Entries from a dataset
==============================
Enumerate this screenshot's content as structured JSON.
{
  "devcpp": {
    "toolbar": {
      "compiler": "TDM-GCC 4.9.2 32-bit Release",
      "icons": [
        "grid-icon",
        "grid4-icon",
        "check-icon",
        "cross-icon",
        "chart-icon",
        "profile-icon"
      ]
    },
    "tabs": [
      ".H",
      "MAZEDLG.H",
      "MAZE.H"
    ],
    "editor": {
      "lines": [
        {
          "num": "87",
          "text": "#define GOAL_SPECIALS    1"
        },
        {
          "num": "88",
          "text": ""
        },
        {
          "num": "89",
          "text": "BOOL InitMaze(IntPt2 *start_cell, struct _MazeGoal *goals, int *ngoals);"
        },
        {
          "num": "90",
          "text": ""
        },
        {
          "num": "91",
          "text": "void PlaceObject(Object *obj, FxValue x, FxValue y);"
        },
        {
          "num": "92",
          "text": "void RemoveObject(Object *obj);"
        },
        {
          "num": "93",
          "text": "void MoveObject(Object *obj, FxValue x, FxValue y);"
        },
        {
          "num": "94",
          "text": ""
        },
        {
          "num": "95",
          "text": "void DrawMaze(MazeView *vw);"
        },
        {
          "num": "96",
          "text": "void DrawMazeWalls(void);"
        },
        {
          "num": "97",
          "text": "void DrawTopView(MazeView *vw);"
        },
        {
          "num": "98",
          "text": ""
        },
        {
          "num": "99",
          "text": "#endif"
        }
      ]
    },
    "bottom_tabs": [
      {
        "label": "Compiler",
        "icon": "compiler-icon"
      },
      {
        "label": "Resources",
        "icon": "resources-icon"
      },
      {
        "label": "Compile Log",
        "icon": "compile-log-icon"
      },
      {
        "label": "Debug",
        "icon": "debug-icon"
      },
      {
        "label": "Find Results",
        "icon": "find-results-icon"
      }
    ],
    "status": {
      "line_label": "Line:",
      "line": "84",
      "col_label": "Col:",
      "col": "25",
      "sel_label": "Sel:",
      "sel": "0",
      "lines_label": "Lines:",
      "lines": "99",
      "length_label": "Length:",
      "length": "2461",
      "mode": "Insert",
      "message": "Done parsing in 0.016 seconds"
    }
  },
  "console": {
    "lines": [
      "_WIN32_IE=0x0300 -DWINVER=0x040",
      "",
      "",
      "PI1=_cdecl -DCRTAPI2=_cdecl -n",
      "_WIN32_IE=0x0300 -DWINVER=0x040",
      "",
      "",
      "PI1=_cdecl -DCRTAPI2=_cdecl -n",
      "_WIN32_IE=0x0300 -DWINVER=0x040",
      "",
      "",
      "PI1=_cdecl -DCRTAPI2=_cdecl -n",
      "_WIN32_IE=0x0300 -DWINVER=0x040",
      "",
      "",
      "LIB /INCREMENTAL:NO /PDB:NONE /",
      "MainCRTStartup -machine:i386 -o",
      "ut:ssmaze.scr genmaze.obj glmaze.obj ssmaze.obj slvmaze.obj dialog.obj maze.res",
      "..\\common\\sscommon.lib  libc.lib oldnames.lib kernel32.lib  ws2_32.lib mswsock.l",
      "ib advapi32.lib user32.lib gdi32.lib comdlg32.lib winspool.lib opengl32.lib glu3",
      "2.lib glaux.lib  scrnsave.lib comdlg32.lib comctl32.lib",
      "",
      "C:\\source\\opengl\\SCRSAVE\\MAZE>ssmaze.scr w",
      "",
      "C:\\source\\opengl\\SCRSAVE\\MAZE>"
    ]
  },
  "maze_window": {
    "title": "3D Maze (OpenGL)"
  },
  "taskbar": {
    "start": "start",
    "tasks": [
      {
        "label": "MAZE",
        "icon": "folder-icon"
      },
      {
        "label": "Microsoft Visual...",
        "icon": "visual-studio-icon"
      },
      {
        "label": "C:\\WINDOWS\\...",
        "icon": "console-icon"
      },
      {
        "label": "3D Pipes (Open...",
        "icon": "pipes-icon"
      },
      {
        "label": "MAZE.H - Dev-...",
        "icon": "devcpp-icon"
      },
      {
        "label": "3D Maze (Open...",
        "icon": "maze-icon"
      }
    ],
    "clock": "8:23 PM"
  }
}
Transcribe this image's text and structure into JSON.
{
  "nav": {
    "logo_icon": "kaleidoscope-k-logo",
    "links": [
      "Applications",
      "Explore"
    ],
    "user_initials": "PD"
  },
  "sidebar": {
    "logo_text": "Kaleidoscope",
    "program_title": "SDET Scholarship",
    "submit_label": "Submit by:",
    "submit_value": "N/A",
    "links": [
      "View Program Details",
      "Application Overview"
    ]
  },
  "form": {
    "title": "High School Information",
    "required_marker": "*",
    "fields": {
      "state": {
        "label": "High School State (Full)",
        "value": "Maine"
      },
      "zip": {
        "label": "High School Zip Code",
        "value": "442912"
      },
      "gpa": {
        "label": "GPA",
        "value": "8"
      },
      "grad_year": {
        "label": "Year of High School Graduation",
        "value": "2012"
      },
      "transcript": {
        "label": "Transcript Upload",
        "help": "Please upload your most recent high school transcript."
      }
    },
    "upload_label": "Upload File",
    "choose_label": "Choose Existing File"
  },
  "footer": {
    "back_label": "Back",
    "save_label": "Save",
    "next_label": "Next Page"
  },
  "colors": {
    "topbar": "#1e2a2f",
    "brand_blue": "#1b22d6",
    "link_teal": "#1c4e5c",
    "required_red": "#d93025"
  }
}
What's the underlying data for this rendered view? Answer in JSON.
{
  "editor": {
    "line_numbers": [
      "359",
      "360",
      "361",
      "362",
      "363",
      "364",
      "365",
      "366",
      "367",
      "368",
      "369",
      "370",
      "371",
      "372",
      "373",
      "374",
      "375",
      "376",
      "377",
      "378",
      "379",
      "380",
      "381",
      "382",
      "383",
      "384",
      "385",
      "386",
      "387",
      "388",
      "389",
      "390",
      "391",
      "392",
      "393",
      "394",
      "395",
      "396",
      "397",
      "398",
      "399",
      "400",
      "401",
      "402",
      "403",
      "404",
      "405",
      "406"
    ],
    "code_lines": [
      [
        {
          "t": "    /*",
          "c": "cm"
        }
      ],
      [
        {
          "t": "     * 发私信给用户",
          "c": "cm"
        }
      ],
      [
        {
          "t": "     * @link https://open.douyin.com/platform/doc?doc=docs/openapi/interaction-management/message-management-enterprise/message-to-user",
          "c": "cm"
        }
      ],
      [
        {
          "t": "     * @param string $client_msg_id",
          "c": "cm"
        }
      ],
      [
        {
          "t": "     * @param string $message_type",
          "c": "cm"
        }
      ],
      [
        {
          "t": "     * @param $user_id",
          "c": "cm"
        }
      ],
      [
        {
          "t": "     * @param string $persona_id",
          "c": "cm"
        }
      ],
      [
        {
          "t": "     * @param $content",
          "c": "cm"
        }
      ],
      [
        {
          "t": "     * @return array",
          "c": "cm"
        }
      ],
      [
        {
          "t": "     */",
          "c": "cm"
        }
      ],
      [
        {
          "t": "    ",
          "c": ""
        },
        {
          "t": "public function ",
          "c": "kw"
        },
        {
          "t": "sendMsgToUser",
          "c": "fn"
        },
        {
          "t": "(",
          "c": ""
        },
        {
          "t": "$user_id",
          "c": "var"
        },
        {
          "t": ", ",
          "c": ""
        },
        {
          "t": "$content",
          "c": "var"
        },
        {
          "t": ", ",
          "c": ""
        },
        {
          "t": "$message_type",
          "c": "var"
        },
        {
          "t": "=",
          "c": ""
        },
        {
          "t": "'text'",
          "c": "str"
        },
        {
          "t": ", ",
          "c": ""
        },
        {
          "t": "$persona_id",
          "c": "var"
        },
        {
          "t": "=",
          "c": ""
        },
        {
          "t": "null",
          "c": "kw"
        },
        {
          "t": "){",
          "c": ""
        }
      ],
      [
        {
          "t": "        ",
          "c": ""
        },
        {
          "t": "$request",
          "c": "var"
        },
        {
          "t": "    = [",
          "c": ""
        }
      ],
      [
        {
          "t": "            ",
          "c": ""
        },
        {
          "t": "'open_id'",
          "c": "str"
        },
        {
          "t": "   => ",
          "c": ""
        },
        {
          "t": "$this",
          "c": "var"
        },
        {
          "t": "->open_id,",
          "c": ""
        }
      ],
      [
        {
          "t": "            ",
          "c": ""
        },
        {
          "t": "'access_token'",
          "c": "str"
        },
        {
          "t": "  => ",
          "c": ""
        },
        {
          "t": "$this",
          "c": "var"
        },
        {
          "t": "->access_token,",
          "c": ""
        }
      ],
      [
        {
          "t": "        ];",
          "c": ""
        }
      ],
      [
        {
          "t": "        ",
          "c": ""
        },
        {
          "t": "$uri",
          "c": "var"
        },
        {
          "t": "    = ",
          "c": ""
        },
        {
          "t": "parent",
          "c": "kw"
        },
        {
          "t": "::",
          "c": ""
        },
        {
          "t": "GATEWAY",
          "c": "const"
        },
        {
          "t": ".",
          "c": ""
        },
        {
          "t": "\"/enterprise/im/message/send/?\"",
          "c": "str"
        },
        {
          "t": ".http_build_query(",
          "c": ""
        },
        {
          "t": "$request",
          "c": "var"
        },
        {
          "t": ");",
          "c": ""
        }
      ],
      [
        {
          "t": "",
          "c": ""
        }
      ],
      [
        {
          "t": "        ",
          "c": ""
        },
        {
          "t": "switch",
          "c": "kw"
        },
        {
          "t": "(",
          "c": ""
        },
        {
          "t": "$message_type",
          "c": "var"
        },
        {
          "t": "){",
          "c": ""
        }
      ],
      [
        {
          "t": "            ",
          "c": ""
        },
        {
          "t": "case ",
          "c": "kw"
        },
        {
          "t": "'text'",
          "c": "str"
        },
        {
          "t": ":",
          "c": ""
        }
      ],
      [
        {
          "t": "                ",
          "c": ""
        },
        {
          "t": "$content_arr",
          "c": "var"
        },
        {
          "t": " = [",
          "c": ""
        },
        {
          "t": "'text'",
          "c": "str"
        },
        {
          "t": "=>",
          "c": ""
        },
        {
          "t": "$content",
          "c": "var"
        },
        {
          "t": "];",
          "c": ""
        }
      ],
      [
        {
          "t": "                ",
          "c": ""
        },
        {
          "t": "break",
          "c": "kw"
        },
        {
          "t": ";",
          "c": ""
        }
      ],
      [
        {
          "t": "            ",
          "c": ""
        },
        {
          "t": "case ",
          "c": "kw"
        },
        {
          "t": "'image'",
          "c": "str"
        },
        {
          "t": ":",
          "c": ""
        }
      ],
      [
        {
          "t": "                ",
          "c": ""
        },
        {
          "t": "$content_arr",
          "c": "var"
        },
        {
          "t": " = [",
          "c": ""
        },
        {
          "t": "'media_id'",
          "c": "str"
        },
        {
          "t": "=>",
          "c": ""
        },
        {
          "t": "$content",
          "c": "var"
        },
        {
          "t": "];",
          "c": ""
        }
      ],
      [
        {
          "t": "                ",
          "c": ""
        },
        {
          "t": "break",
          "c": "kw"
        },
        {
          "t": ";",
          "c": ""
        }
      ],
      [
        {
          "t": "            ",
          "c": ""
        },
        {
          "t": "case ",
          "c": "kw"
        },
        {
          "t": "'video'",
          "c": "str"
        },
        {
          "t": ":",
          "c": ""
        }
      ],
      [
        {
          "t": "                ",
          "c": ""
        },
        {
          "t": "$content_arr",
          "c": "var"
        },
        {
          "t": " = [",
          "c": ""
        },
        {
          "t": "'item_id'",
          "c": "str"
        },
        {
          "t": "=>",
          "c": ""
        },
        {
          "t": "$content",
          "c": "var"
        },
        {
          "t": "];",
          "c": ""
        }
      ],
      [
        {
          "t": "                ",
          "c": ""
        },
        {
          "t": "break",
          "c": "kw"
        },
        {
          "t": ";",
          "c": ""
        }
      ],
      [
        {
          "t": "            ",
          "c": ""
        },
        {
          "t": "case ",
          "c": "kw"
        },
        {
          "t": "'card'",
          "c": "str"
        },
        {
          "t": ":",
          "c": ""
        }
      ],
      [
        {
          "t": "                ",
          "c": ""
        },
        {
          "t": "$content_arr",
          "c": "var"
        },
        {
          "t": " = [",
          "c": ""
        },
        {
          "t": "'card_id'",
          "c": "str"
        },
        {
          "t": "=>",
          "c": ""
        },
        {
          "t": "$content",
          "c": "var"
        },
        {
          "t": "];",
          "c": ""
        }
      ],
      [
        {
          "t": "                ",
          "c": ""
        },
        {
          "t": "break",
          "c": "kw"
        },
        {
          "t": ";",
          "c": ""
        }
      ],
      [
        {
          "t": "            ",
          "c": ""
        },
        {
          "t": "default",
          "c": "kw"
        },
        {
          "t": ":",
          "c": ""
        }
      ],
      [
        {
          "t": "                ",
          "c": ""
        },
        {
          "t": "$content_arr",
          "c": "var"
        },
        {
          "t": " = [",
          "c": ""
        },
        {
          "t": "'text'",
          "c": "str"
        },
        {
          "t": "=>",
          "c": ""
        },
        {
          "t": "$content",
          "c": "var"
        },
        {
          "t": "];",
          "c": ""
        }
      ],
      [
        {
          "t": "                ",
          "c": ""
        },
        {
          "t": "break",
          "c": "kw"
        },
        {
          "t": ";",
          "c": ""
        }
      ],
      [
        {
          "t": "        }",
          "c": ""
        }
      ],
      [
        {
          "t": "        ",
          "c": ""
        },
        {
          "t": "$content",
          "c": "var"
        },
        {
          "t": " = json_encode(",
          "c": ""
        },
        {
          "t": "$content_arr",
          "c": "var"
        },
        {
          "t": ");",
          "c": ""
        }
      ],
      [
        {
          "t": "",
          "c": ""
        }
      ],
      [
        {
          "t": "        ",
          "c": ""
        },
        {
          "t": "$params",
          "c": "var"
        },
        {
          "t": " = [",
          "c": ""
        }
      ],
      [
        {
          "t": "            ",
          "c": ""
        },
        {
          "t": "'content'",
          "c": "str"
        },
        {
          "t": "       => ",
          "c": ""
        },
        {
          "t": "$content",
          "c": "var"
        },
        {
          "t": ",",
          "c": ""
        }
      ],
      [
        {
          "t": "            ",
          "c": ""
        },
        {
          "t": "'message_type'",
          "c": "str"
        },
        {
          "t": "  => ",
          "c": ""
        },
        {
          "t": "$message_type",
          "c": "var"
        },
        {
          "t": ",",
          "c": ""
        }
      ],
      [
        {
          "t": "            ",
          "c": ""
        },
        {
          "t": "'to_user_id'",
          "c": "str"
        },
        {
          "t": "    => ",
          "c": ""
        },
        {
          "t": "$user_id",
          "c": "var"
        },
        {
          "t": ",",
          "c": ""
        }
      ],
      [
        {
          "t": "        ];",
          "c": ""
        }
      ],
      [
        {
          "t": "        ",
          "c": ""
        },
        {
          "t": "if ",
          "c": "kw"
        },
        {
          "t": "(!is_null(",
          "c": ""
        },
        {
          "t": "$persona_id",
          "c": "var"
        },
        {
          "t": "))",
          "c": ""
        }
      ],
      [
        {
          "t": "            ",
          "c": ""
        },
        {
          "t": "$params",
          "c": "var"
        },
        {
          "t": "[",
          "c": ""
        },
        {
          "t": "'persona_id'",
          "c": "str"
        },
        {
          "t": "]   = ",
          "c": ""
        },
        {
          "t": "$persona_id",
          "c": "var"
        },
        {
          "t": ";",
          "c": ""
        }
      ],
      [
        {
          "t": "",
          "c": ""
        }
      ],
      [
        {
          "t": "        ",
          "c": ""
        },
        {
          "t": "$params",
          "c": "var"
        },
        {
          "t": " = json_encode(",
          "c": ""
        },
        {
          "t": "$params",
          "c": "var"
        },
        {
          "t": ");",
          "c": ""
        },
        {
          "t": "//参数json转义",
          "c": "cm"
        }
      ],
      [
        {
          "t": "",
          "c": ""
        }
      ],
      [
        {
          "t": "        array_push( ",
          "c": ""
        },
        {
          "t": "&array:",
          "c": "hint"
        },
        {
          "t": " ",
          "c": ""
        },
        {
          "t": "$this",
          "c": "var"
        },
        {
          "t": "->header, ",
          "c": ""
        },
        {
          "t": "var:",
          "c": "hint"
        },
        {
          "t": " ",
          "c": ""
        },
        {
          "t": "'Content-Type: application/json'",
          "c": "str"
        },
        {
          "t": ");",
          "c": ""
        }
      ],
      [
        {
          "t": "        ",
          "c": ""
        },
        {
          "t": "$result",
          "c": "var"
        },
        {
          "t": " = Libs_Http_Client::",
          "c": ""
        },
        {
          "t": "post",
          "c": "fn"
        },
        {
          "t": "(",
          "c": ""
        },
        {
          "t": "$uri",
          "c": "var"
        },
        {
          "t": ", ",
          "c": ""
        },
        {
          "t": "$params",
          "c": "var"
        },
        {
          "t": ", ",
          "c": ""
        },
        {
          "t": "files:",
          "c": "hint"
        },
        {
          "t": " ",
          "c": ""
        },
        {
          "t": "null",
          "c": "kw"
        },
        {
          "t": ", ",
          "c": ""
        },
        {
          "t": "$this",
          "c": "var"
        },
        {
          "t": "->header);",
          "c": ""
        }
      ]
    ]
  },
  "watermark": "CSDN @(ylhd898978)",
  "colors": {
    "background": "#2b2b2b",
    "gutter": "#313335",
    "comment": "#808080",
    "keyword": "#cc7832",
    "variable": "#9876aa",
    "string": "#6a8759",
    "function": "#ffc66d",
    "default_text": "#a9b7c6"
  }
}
==============================
▶ _WHAT NEEDS TO BE DONE_
Scan the listing above for the word "Object" and copy every line that holds it.

▶ _THE SOLUTION_
          "text": "void PlaceObject(Object *obj, FxValue x, FxValue y);"
          "text": "void RemoveObject(Object *obj);"
          "text": "void MoveObject(Object *obj, FxValue x, FxValue y);"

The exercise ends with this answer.